(A FAZER):
• 1. Responda a estas perguntas sobre o trecho a respeito das violações contra jornalistas em Moçambique:
(a) De que organização é o estudo citado?
(b) Em comparação com que ano as agressões físicas, intimidações e casos de censura mais que duplicaram?
(c) Que jornalista morreu, segundo o trecho?
• 2. Imprima, do trecho sobre violações contra jornalistas em Moçambique, tudo desde "Segundo um estudo" até "fundamentais dos jornalistas.".
• 3. Dê a continuação do trecho sobre violações contra jornalistas em Moçambique a partir do ponto em que ele termina.

Segundo um estudo do MISA Moçambique, 2023 ficou marcado por um aumento expressivo nos casos de violações contra jornalistas, particularmente no contexto das eleições autárquicas, que amplificaram tensões e conflitos. A monitoria realizada pela organização aponta que as agressões físicas, intimidações e casos de censura mais que duplicaram em relação a 2022. Este aumento não apenas evidencia o agravamento de práticas repressivas, mas também a falta de mecanismos eficazes para a proteção dos direitos fundamentais dos jornalistas.
Um dos episódios mais “alarmantes” foi a morte do jornalista João Chamusse, ocorrida num contexto ainda envolto em controvérsias, mas amplamente visto como um reflexo do ambiente hostil contra a liberdade de imprensa. Além disso, casos de censura directa e ameaças tornaram-se comuns durante o período eleitoral, dificultando o trabalho da imprensa independente em um momento crítico para a democracia no país.

(MATERIAL):
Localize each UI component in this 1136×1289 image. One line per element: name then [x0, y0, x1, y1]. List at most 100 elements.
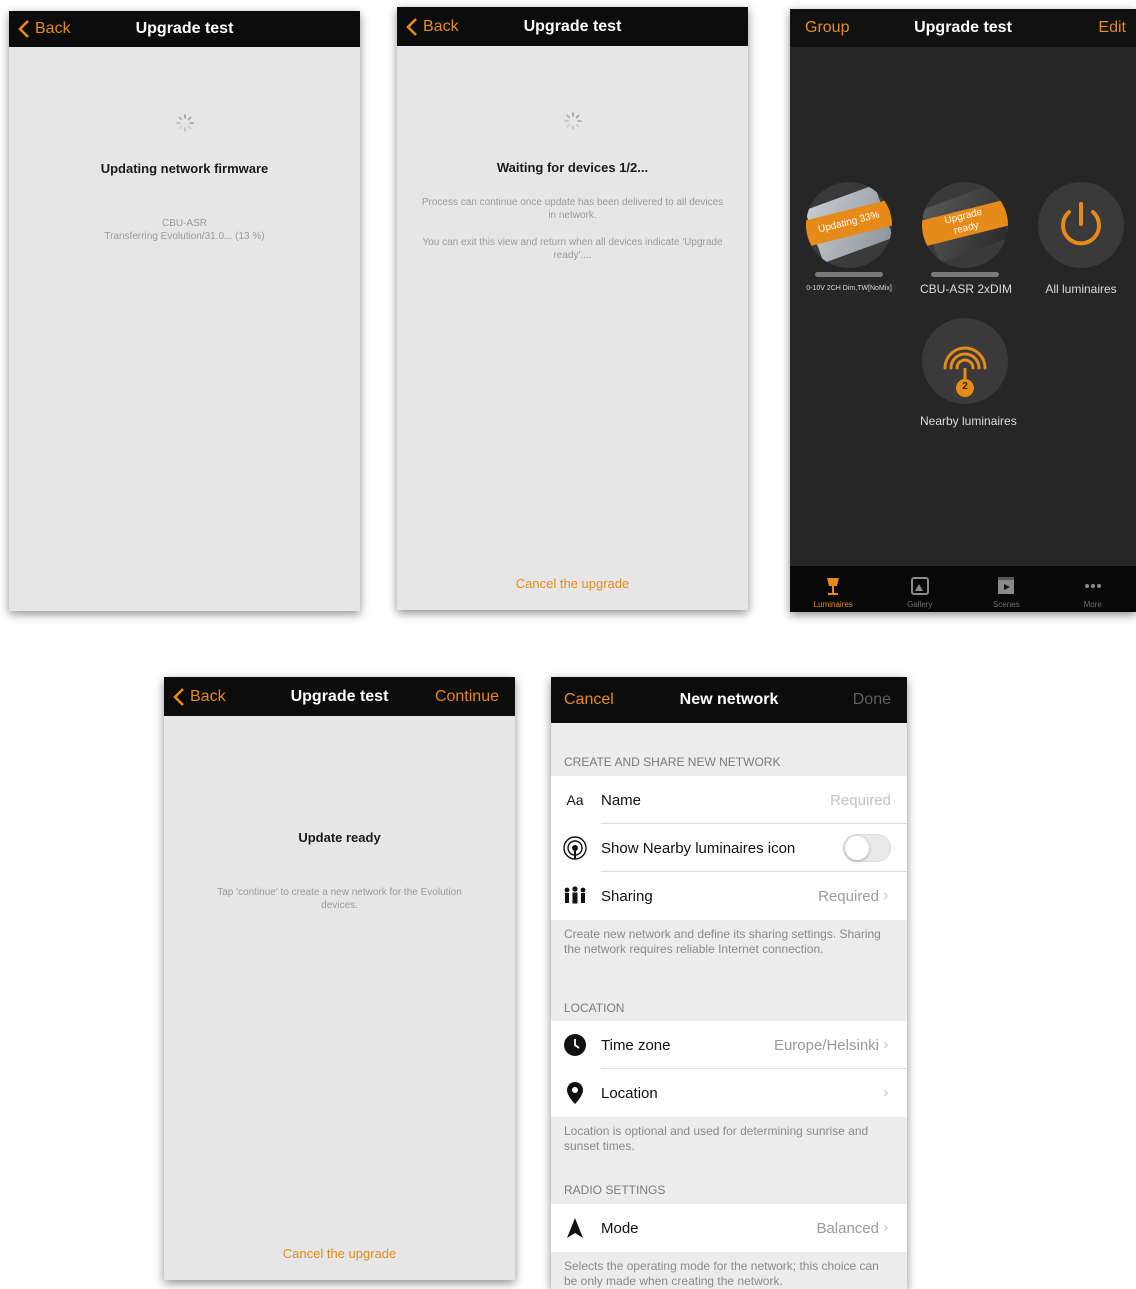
nearby-label: Nearby luminaires	[920, 414, 1017, 428]
luminaire-image: Updating 33%	[806, 182, 892, 268]
back-label: Back	[35, 20, 71, 37]
scenes-icon	[995, 575, 1017, 597]
back-button[interactable]: Back	[17, 11, 71, 47]
location-label: Location	[601, 1084, 658, 1102]
luminaire-label: 0-10V 2CH Dim,TW[NoMix]	[806, 285, 892, 292]
location-row[interactable]: Location ›	[551, 1069, 907, 1117]
nearby-icon-row: Show Nearby luminaires icon	[551, 824, 907, 872]
people-icon	[562, 883, 588, 909]
done-button[interactable]: Done	[853, 677, 891, 723]
tab-luminaires[interactable]: Luminaires	[790, 566, 877, 612]
chevron-left-icon	[18, 20, 29, 38]
name-field[interactable]: Required	[830, 792, 891, 809]
device-name: CBU-ASR	[161, 218, 207, 229]
timezone-row[interactable]: Time zone Europe/Helsinki ›	[551, 1021, 907, 1069]
navbar: Back Upgrade test	[9, 11, 360, 47]
screen-updating-firmware: Back Upgrade test Updating network firmw…	[9, 11, 360, 611]
edit-button[interactable]: Edit	[1098, 9, 1126, 47]
tab-label: More	[1083, 600, 1102, 609]
nearby-label: Show Nearby luminaires icon	[601, 839, 796, 857]
power-icon	[1061, 202, 1101, 246]
navbar: Group Upgrade test Edit	[790, 9, 1136, 47]
tab-label: Scenes	[992, 600, 1020, 609]
location-pin-icon	[562, 1080, 588, 1106]
mode-label: Mode	[601, 1219, 639, 1237]
timezone-value: Europe/Helsinki	[773, 1036, 879, 1054]
tab-scenes[interactable]: Scenes	[963, 566, 1050, 612]
screen-new-network: Cancel New network Done CREATE AND SHARE…	[551, 677, 907, 1289]
luminaire-label: All luminaires	[1045, 282, 1117, 296]
gallery-icon	[909, 575, 931, 597]
chevron-right-icon: ›	[883, 1084, 889, 1101]
all-luminaires-circle	[1038, 182, 1124, 268]
progress-text: Transferring Evolution/31.0... (13 %)	[104, 231, 265, 242]
luminaire-image: Upgrade ready	[922, 182, 1008, 268]
chevron-right-icon: ›	[883, 1036, 889, 1053]
timezone-label: Time zone	[601, 1036, 671, 1054]
chevron-left-icon	[406, 17, 417, 36]
clock-icon	[562, 1032, 588, 1058]
progress-bar	[815, 272, 883, 277]
screen-luminaires: Group Upgrade test Edit Updating 33% 0-1…	[790, 9, 1136, 612]
nearby-signal-icon	[562, 835, 588, 861]
section-footer: Create new network and define its sharin…	[564, 927, 881, 956]
page-title: Upgrade test	[914, 19, 1012, 36]
chevron-right-icon: ›	[883, 1219, 889, 1236]
spinner-icon	[563, 112, 582, 130]
nearby-count-badge: 2	[962, 381, 968, 392]
group-button[interactable]: Group	[805, 9, 849, 47]
page-title: New network	[679, 691, 779, 708]
info-text: Process can continue once update has bee…	[421, 197, 724, 221]
luminaire-tile[interactable]: All luminaires	[1036, 182, 1126, 296]
section-header: RADIO SETTINGS	[564, 1183, 666, 1197]
back-label: Back	[423, 17, 459, 35]
luminaire-label: CBU-ASR 2xDIM	[920, 282, 1013, 296]
section-footer: Selects the operating mode for the netwo…	[564, 1259, 879, 1288]
navbar: Cancel New network Done	[551, 677, 907, 723]
navigation-arrow-icon	[562, 1215, 588, 1241]
sharing-row[interactable]: Sharing Required ›	[551, 872, 907, 920]
tab-label: Luminaires	[813, 600, 853, 609]
status-heading: Waiting for devices 1/2...	[496, 160, 649, 175]
lamp-icon	[822, 575, 844, 597]
luminaire-tile[interactable]: Updating 33% 0-10V 2CH Dim,TW[NoMix]	[804, 182, 894, 292]
toggle-knob	[845, 836, 869, 860]
chevron-right-icon: ›	[883, 887, 889, 904]
back-button[interactable]: Back	[405, 7, 459, 46]
page-title: Upgrade test	[290, 687, 389, 705]
name-label: Name	[601, 791, 642, 809]
navbar: Back Upgrade test	[397, 7, 748, 46]
cancel-upgrade-link[interactable]: Cancel the upgrade	[164, 1246, 515, 1261]
cancel-upgrade-link[interactable]: Cancel the upgrade	[397, 576, 748, 591]
sharing-label: Sharing	[601, 887, 653, 905]
more-icon	[1082, 575, 1104, 597]
continue-button[interactable]: Continue	[435, 677, 499, 716]
section-footer: Location is optional and used for determ…	[564, 1124, 869, 1153]
text-format-icon: Aa	[566, 792, 584, 808]
sharing-value: Required	[818, 887, 879, 905]
chevron-left-icon	[173, 687, 184, 706]
tab-gallery[interactable]: Gallery	[877, 566, 964, 612]
info-text: Tap 'continue' to create a new network f…	[217, 887, 462, 911]
nearby-toggle[interactable]	[843, 834, 891, 862]
back-label: Back	[190, 687, 226, 705]
screen-waiting-devices: Back Upgrade test Waiting for devices 1/…	[397, 7, 748, 610]
info-text-2: You can exit this view and return when a…	[422, 237, 723, 261]
spinner-icon	[175, 114, 194, 132]
name-row[interactable]: Aa Name Required	[551, 776, 907, 824]
cancel-button[interactable]: Cancel	[564, 677, 614, 723]
tab-bar: Luminaires Gallery Scenes More	[790, 566, 1136, 612]
section-header: LOCATION	[564, 1001, 625, 1015]
tab-label: Gallery	[907, 600, 933, 609]
progress-bar	[931, 272, 999, 277]
navbar: Back Upgrade test Continue	[164, 677, 515, 716]
page-title: Upgrade test	[135, 20, 234, 37]
mode-value: Balanced	[816, 1219, 879, 1237]
mode-row[interactable]: Mode Balanced ›	[551, 1204, 907, 1252]
luminaire-tile[interactable]: Upgrade ready CBU-ASR 2xDIM	[920, 182, 1013, 296]
back-button[interactable]: Back	[172, 677, 226, 716]
nearby-luminaires-tile[interactable]: 2 Nearby luminaires	[920, 318, 1017, 428]
section-header: CREATE AND SHARE NEW NETWORK	[564, 755, 781, 769]
status-heading: Update ready	[298, 830, 381, 845]
tab-more[interactable]: More	[1050, 566, 1136, 612]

(CONJUNTO DE RESPOSTAS):
• 1.
(a) O estudo é do MISA Moçambique.
(b) Esses casos mais que duplicaram em relação a 2022.
(c) Morreu o jornalista João Chamusse.

• 2.
Segundo um estudo do MISA Moçambique, 2023 ficou marcado por um aumento expressivo nos casos de violações contra jornalistas, particularmente no contexto das eleições autárquicas, que amplificaram tensões e conflitos. A monitoria realizada pela organização aponta que as agressões físicas, intimidações e casos de censura mais que duplicaram em relação a 2022. Este aumento não apenas evidencia o agravamento de práticas repressivas, mas também a falta de mecanismos eficazes para a proteção dos direitos fundamentais dos jornalistas.

• 3.
O ambiente político no país tem exercido influência directa sobre a liberdade de imprensa. As tensões entre o governo liderado pelo partido Frelimo de Filipe Nyusi e partidos da oposição criaram um cenário de polarização, onde jornalistas e meios de comunicação são frequentemente tratados como alvos em disputas de poder. Durante as eleições autárquicas de 2023, diversos casos de intimidação foram reportados, incluindo detenções arbitrárias de jornalistas que cobriam manifestações e comícios políticos.
A censura também se manifestou por meio de restrições impostas às rádios comunitárias, que enfrentaram dificuldades para operar em áreas rurais, onde as informações são escassas e o acesso à mídia alternativa é vital. Muitas dessas rádios foram fechadas ou tiveram seus equipamentos confiscados sob pretextos administrativos, mas analistas acreditam que as ações foram motivadas por interesses políticos.
Embora a Constituição moçambicana garanta a liberdade de imprensa e o acesso à informação, na prática, as proteções legais têm se mostrado insuficientes. A ausência de uma entidade reguladora independente e a interferência política em órgãos de comunicação estatais contribuem para o enfraquecimento da prática jornalística.
O MISA Moçambique destacou ainda a falta de respostas por parte das autoridades aos casos de agressões contra jornalistas. A impunidade tornou-se a regra, com poucos ou nenhum progresso em investigações sobre ameaças e ataques. A morte de João Chamusse é um exemplo claro dessa tendência, já que o caso permanece sem desfecho, gerando preocupação entre os profissionais de imprensa e organizações de direitos humanos.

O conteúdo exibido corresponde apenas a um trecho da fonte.